▶ [What you have to do] Count lines holding the word "this". Only the number is wanted.

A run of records
%%
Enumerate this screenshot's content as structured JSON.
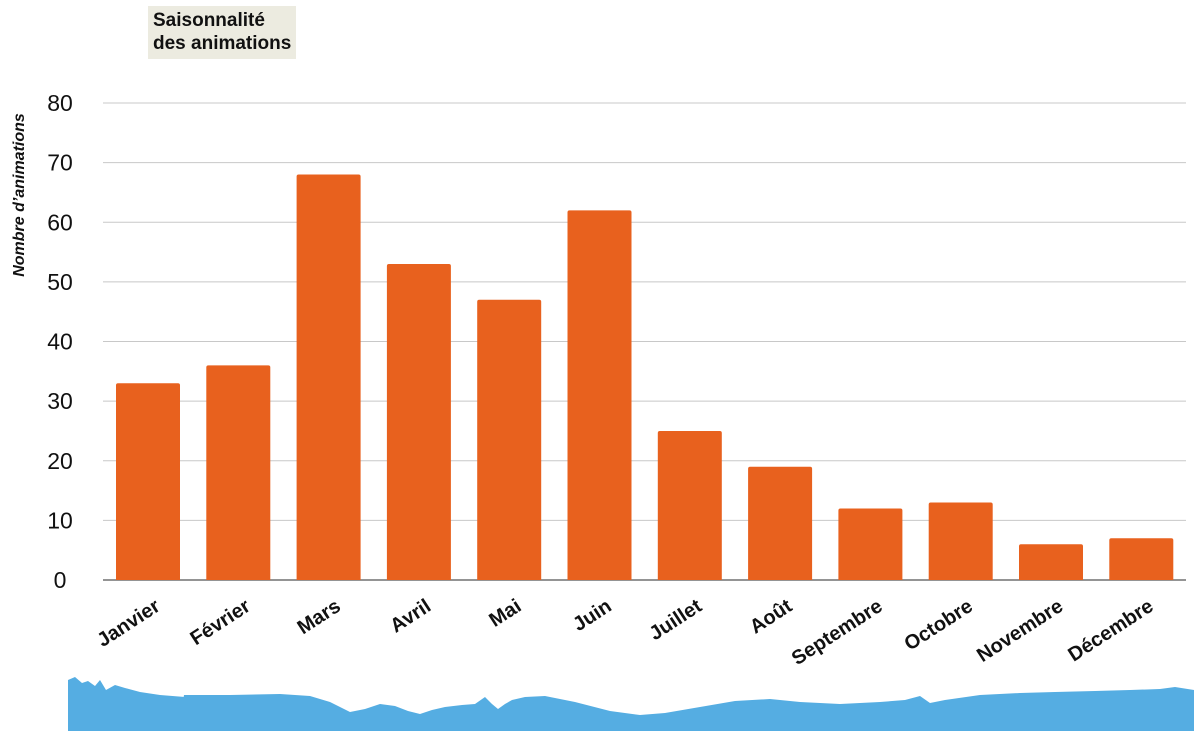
{
  "chart_data": {
    "type": "bar",
    "title": "Saisonnalité des animations",
    "title_lines": [
      "Saisonnalité",
      "des animations"
    ],
    "ylabel": "Nombre d’animations",
    "xlabel": "",
    "categories": [
      "Janvier",
      "Février",
      "Mars",
      "Avril",
      "Mai",
      "Juin",
      "Juillet",
      "Août",
      "Septembre",
      "Octobre",
      "Novembre",
      "Décembre"
    ],
    "values": [
      33,
      36,
      68,
      53,
      47,
      62,
      25,
      19,
      12,
      13,
      6,
      7
    ],
    "ylim": [
      0,
      80
    ],
    "yticks": [
      0,
      10,
      20,
      30,
      40,
      50,
      60,
      70,
      80
    ],
    "grid": true,
    "legend": "none"
  },
  "colors": {
    "bar": "#e8611e",
    "grid": "#c8c8c8",
    "axis": "#555555",
    "title_bg": "#ecebe0",
    "water": "#55ade2"
  },
  "decoration": "water-wave-icon"
}
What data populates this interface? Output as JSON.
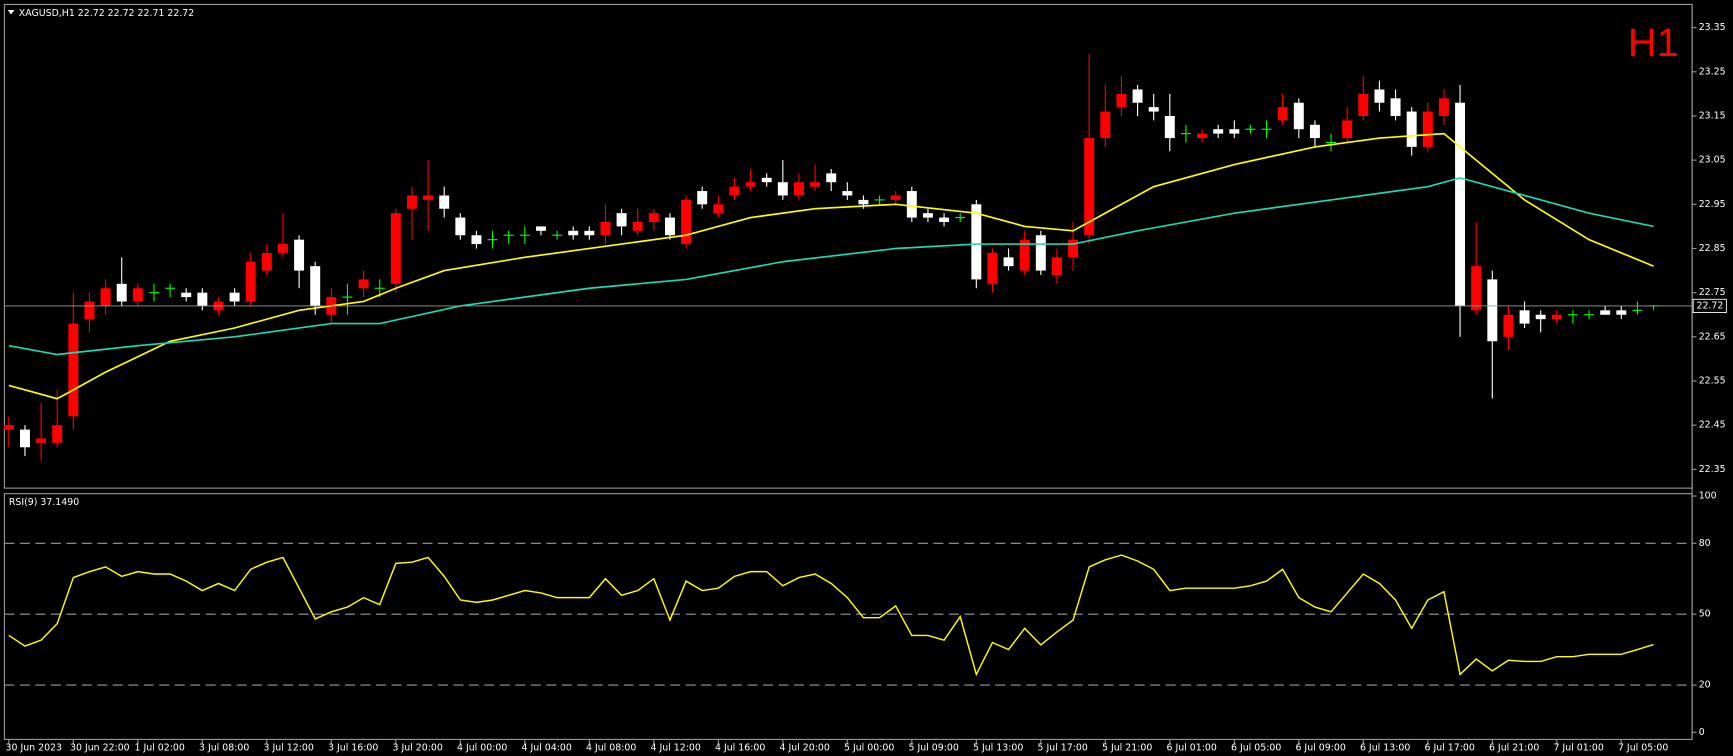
{
  "chart_data": [
    {
      "type": "candlestick",
      "title": "XAGUSD,H1  22.72 22.72 22.71 22.72",
      "annotation": "H1",
      "open": [
        22.44,
        22.44,
        22.41,
        22.41,
        22.47,
        22.69,
        22.72,
        22.77,
        22.73,
        22.75,
        22.76,
        22.75,
        22.75,
        22.71,
        22.75,
        22.73,
        22.8,
        22.84,
        22.87,
        22.81,
        22.7,
        22.74,
        22.76,
        22.76,
        22.77,
        22.94,
        22.96,
        22.97,
        22.92,
        22.88,
        22.87,
        22.88,
        22.88,
        22.9,
        22.88,
        22.89,
        22.89,
        22.88,
        22.93,
        22.89,
        22.91,
        22.92,
        22.86,
        22.98,
        22.93,
        22.97,
        22.99,
        23.01,
        23.0,
        22.97,
        22.99,
        23.02,
        22.98,
        22.96,
        22.96,
        22.96,
        22.98,
        22.93,
        22.92,
        22.92,
        22.95,
        22.77,
        22.83,
        22.8,
        22.88,
        22.79,
        22.83,
        22.88,
        23.1,
        23.17,
        23.21,
        23.17,
        23.15,
        23.11,
        23.1,
        23.12,
        23.12,
        23.12,
        23.12,
        23.14,
        23.18,
        23.13,
        23.09,
        23.1,
        23.15,
        23.21,
        23.19,
        23.16,
        23.08,
        23.15,
        23.18,
        22.71,
        22.78,
        22.65,
        22.71,
        22.7,
        22.69,
        22.7,
        22.7,
        22.71,
        22.71,
        22.71,
        22.72
      ],
      "high": [
        22.47,
        22.45,
        22.5,
        22.53,
        22.75,
        22.75,
        22.78,
        22.83,
        22.77,
        22.77,
        22.77,
        22.76,
        22.76,
        22.74,
        22.76,
        22.84,
        22.86,
        22.93,
        22.88,
        22.82,
        22.76,
        22.77,
        22.8,
        22.78,
        22.94,
        22.99,
        23.05,
        22.99,
        22.93,
        22.89,
        22.89,
        22.89,
        22.9,
        22.9,
        22.89,
        22.9,
        22.9,
        22.95,
        22.94,
        22.94,
        22.94,
        22.93,
        22.97,
        22.99,
        22.97,
        23.01,
        23.03,
        23.02,
        23.05,
        23.02,
        23.04,
        23.03,
        23.0,
        22.97,
        22.97,
        22.98,
        22.99,
        22.94,
        22.93,
        22.93,
        22.96,
        22.85,
        22.85,
        22.89,
        22.89,
        22.85,
        22.91,
        23.29,
        23.22,
        23.24,
        23.22,
        23.2,
        23.2,
        23.13,
        23.12,
        23.13,
        23.14,
        23.13,
        23.14,
        23.2,
        23.19,
        23.14,
        23.11,
        23.17,
        23.24,
        23.23,
        23.21,
        23.17,
        23.18,
        23.21,
        23.22,
        22.91,
        22.8,
        22.72,
        22.73,
        22.71,
        22.71,
        22.71,
        22.71,
        22.72,
        22.72,
        22.73,
        22.72
      ],
      "low": [
        22.4,
        22.38,
        22.37,
        22.4,
        22.44,
        22.66,
        22.7,
        22.72,
        22.72,
        22.73,
        22.74,
        22.73,
        22.71,
        22.7,
        22.72,
        22.72,
        22.79,
        22.83,
        22.76,
        22.7,
        22.68,
        22.7,
        22.74,
        22.74,
        22.75,
        22.87,
        22.89,
        22.92,
        22.87,
        22.85,
        22.85,
        22.86,
        22.86,
        22.88,
        22.87,
        22.87,
        22.87,
        22.86,
        22.88,
        22.88,
        22.89,
        22.87,
        22.85,
        22.94,
        22.92,
        22.96,
        22.98,
        22.99,
        22.96,
        22.96,
        22.98,
        22.98,
        22.96,
        22.94,
        22.95,
        22.95,
        22.91,
        22.91,
        22.9,
        22.91,
        22.76,
        22.75,
        22.8,
        22.79,
        22.79,
        22.77,
        22.8,
        22.86,
        23.08,
        23.15,
        23.15,
        23.14,
        23.07,
        23.09,
        23.09,
        23.1,
        23.1,
        23.11,
        23.1,
        23.13,
        23.1,
        23.08,
        23.07,
        23.09,
        23.14,
        23.16,
        23.14,
        23.06,
        23.07,
        23.13,
        22.65,
        22.7,
        22.51,
        22.62,
        22.67,
        22.66,
        22.68,
        22.68,
        22.69,
        22.7,
        22.69,
        22.7,
        22.71
      ],
      "close": [
        22.45,
        22.4,
        22.42,
        22.45,
        22.68,
        22.73,
        22.76,
        22.73,
        22.76,
        22.75,
        22.76,
        22.74,
        22.72,
        22.73,
        22.73,
        22.82,
        22.84,
        22.86,
        22.8,
        22.72,
        22.74,
        22.74,
        22.78,
        22.76,
        22.93,
        22.97,
        22.97,
        22.94,
        22.88,
        22.86,
        22.87,
        22.88,
        22.88,
        22.89,
        22.88,
        22.88,
        22.88,
        22.91,
        22.9,
        22.91,
        22.93,
        22.88,
        22.96,
        22.95,
        22.95,
        22.99,
        23.0,
        23.0,
        22.97,
        23.0,
        23.0,
        23.0,
        22.97,
        22.95,
        22.96,
        22.97,
        22.92,
        22.92,
        22.91,
        22.92,
        22.78,
        22.84,
        22.81,
        22.87,
        22.8,
        22.83,
        22.87,
        23.1,
        23.16,
        23.2,
        23.18,
        23.16,
        23.1,
        23.11,
        23.11,
        23.11,
        23.11,
        23.12,
        23.12,
        23.17,
        23.12,
        23.1,
        23.09,
        23.14,
        23.2,
        23.18,
        23.15,
        23.08,
        23.16,
        23.19,
        22.72,
        22.81,
        22.64,
        22.7,
        22.68,
        22.69,
        22.7,
        22.7,
        22.7,
        22.7,
        22.7,
        22.71,
        22.72
      ],
      "up_color": "#ff0000",
      "down_color": "#ffffff",
      "doji_color": "#00ff00",
      "overlays": [
        {
          "color": "#ffff00",
          "x": [
            0,
            3,
            6,
            10,
            14,
            18,
            22,
            24,
            27,
            32,
            38,
            42,
            46,
            50,
            55,
            60,
            63,
            66,
            68,
            71,
            76,
            81,
            85,
            89,
            91,
            94,
            98,
            102
          ],
          "values": [
            22.54,
            22.51,
            22.57,
            22.64,
            22.67,
            22.71,
            22.73,
            22.76,
            22.8,
            22.83,
            22.86,
            22.88,
            22.92,
            22.94,
            22.95,
            22.93,
            22.9,
            22.89,
            22.93,
            22.99,
            23.04,
            23.08,
            23.1,
            23.11,
            23.05,
            22.96,
            22.87,
            22.81
          ]
        },
        {
          "color": "#20d8b0",
          "x": [
            0,
            3,
            8,
            14,
            20,
            23,
            28,
            36,
            42,
            48,
            55,
            60,
            66,
            70,
            76,
            82,
            88,
            90,
            94,
            98,
            102
          ],
          "values": [
            22.63,
            22.61,
            22.63,
            22.65,
            22.68,
            22.68,
            22.72,
            22.76,
            22.78,
            22.82,
            22.85,
            22.86,
            22.86,
            22.89,
            22.93,
            22.96,
            22.99,
            23.01,
            22.97,
            22.93,
            22.9
          ]
        }
      ],
      "current_price": 22.72,
      "ylim": [
        22.31,
        23.4
      ],
      "yticks": [
        23.35,
        23.25,
        23.15,
        23.05,
        22.95,
        22.85,
        22.75,
        22.65,
        22.55,
        22.45,
        22.35
      ]
    },
    {
      "type": "line",
      "title": "RSI(9) 37.1490",
      "color": "#ffff00",
      "categories": [
        "30 Jun 2023",
        null,
        null,
        null,
        "30 Jun 22:00",
        null,
        null,
        null,
        "1 Jul 02:00",
        null,
        null,
        null,
        "3 Jul 08:00",
        null,
        null,
        null,
        "3 Jul 12:00",
        null,
        null,
        null,
        "3 Jul 16:00",
        null,
        null,
        null,
        "3 Jul 20:00",
        null,
        null,
        null,
        "4 Jul 00:00",
        null,
        null,
        null,
        "4 Jul 04:00",
        null,
        null,
        null,
        "4 Jul 08:00",
        null,
        null,
        null,
        "4 Jul 12:00",
        null,
        null,
        null,
        "4 Jul 16:00",
        null,
        null,
        null,
        "4 Jul 20:00",
        null,
        null,
        null,
        "5 Jul 00:00",
        null,
        null,
        null,
        "5 Jul 09:00",
        null,
        null,
        null,
        "5 Jul 13:00",
        null,
        null,
        null,
        "5 Jul 17:00",
        null,
        null,
        null,
        "5 Jul 21:00",
        null,
        null,
        null,
        "6 Jul 01:00",
        null,
        null,
        null,
        "6 Jul 05:00",
        null,
        null,
        null,
        "6 Jul 09:00",
        null,
        null,
        null,
        "6 Jul 13:00",
        null,
        null,
        null,
        "6 Jul 17:00",
        null,
        null,
        null,
        "6 Jul 21:00",
        null,
        null,
        null,
        "7 Jul 01:00",
        null,
        null,
        null,
        "7 Jul 05:00",
        null,
        null
      ],
      "values": [
        41,
        36.5,
        39,
        46,
        65.5,
        68,
        70,
        66,
        68,
        67,
        67,
        64,
        60,
        63,
        60,
        69,
        72,
        74,
        61,
        48,
        51,
        53,
        57,
        54,
        71.5,
        72,
        74,
        66,
        56,
        55,
        56,
        58,
        60,
        59,
        57,
        57,
        57,
        65,
        58,
        60,
        65,
        47.5,
        64,
        60,
        61,
        66,
        68,
        68,
        62,
        65.5,
        67,
        63,
        57,
        48.5,
        48.5,
        53.5,
        41,
        41,
        39,
        49,
        24.5,
        38,
        35,
        44,
        37,
        42.5,
        47.5,
        70,
        73,
        75,
        72.5,
        69,
        60,
        61,
        61,
        61,
        61,
        62,
        64,
        69,
        57,
        53,
        51,
        59,
        67,
        63,
        56,
        44,
        56,
        59.5,
        24.5,
        31,
        26,
        30.5,
        30,
        30,
        32,
        32,
        33,
        33,
        33,
        35,
        37.149
      ],
      "levels": [
        20,
        50,
        80
      ],
      "ylim": [
        -3,
        101
      ],
      "yticks": [
        0,
        20,
        50,
        80,
        100
      ]
    }
  ]
}
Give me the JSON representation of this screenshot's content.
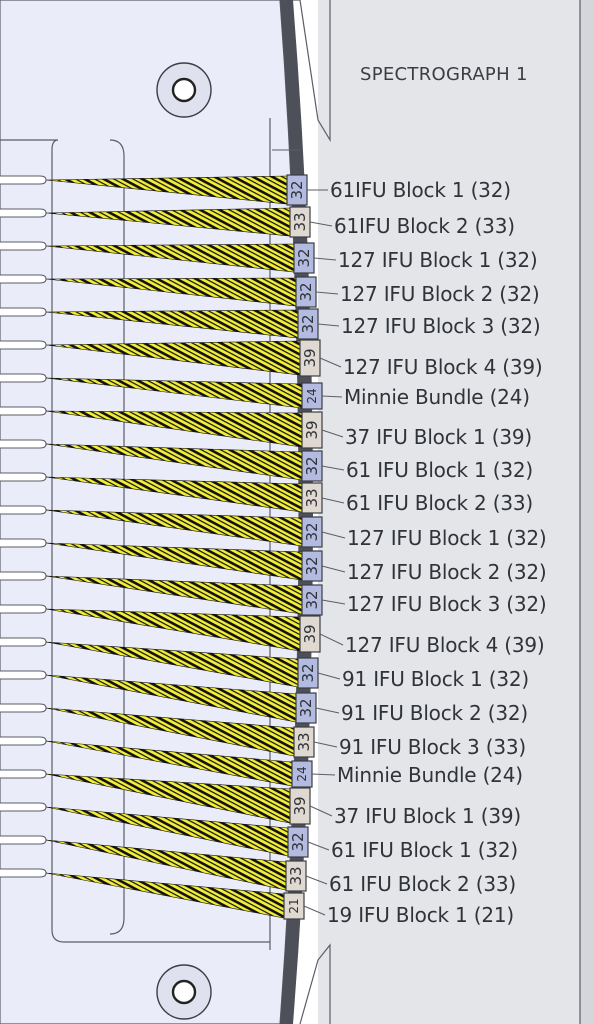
%%
▶ [Response] 3